• [WHAT THE EXERCISE ASKS]:
From the entries below, count the lines with "QATSICPP". Write only the count.

Start of DATA IN THIS EXERCISE

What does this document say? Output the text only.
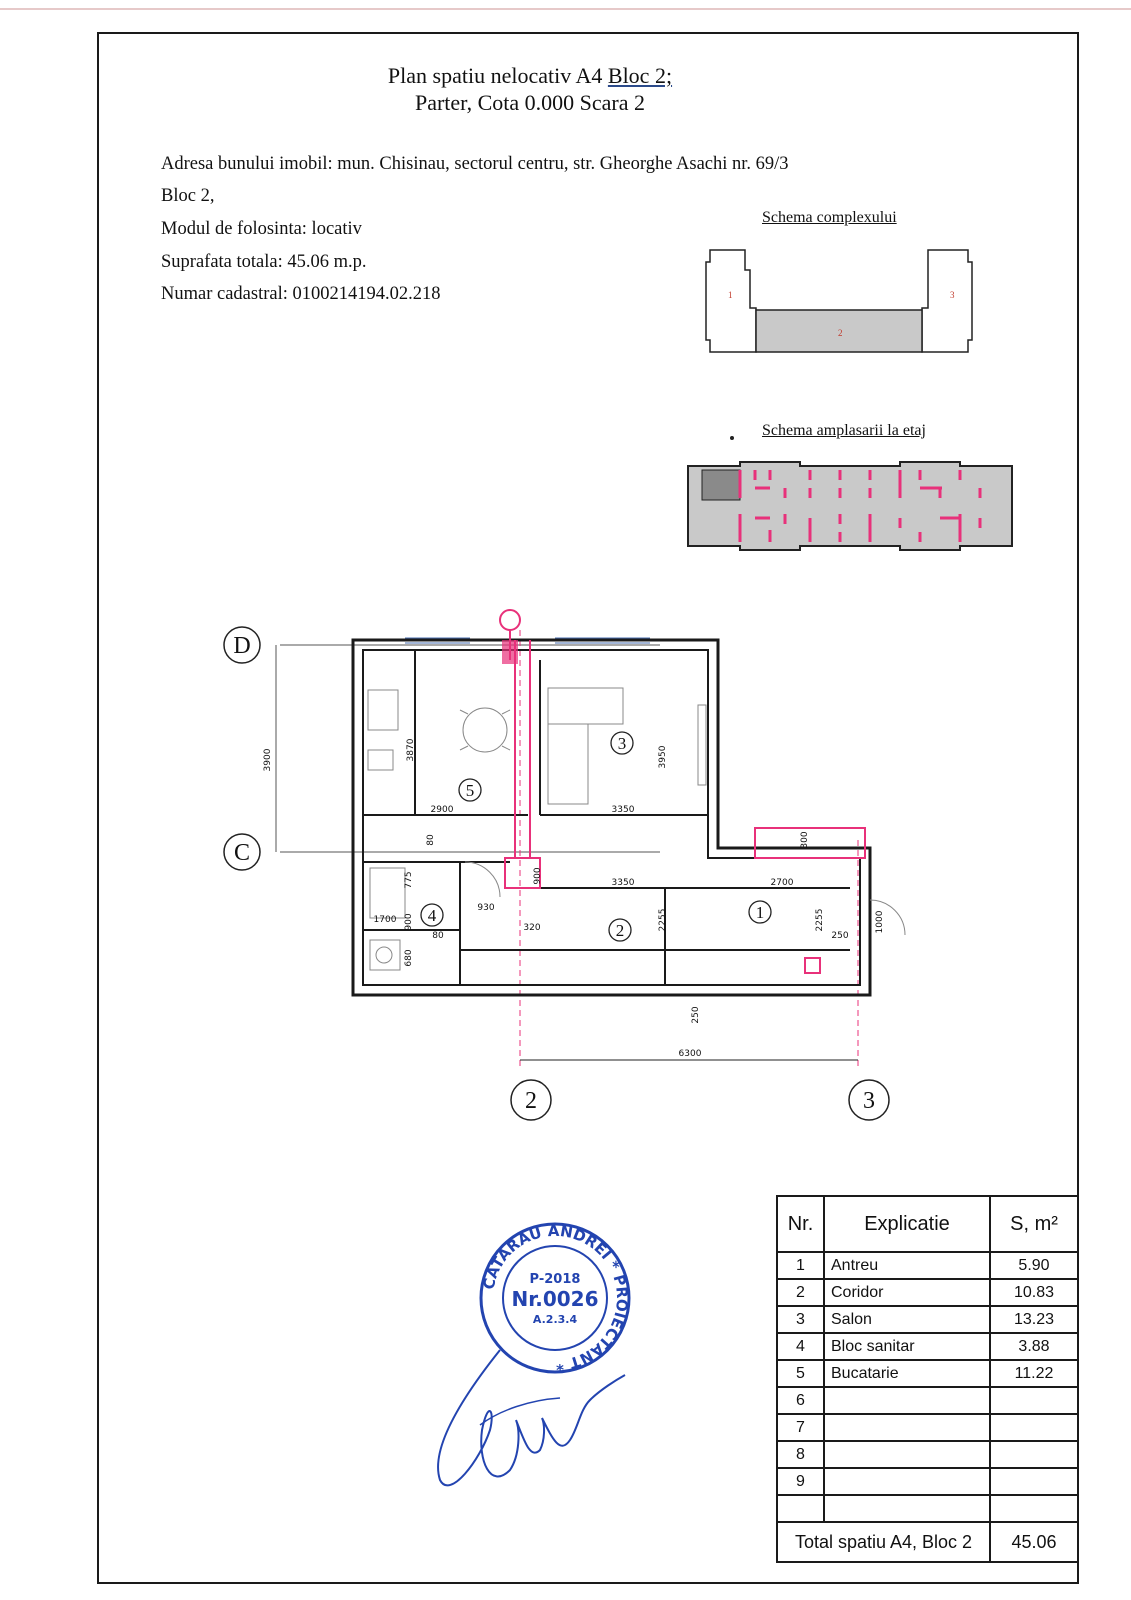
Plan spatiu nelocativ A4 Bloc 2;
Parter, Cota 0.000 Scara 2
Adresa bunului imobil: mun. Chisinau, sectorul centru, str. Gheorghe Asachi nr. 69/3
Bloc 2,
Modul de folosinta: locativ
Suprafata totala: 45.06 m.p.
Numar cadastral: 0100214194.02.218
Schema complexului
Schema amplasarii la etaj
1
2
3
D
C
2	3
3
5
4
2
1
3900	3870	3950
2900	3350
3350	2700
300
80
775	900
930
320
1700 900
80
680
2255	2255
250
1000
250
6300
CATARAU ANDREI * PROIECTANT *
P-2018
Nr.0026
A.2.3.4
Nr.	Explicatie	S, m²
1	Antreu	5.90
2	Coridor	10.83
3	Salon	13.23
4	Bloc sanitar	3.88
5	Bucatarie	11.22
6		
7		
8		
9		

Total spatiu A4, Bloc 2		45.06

End of DATA IN THIS EXERCISE
Start of DATA IN THIS EXERCISE

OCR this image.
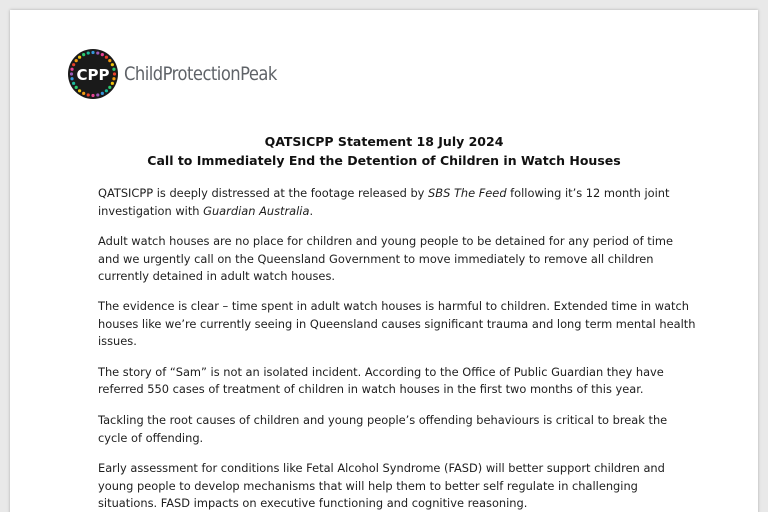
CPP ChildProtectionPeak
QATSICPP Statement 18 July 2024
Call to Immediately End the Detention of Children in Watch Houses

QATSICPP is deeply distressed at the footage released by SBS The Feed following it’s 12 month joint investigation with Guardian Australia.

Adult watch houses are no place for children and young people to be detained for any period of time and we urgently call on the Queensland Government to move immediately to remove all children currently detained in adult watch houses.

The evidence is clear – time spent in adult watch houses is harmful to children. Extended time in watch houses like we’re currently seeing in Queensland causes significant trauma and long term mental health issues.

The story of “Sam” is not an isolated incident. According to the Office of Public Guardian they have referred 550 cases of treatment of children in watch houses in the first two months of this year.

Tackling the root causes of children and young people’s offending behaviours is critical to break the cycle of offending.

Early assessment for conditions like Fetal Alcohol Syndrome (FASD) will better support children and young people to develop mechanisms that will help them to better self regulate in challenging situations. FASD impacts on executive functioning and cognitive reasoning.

End of DATA IN THIS EXERCISE

• [COMPLETE ANSWER]:
2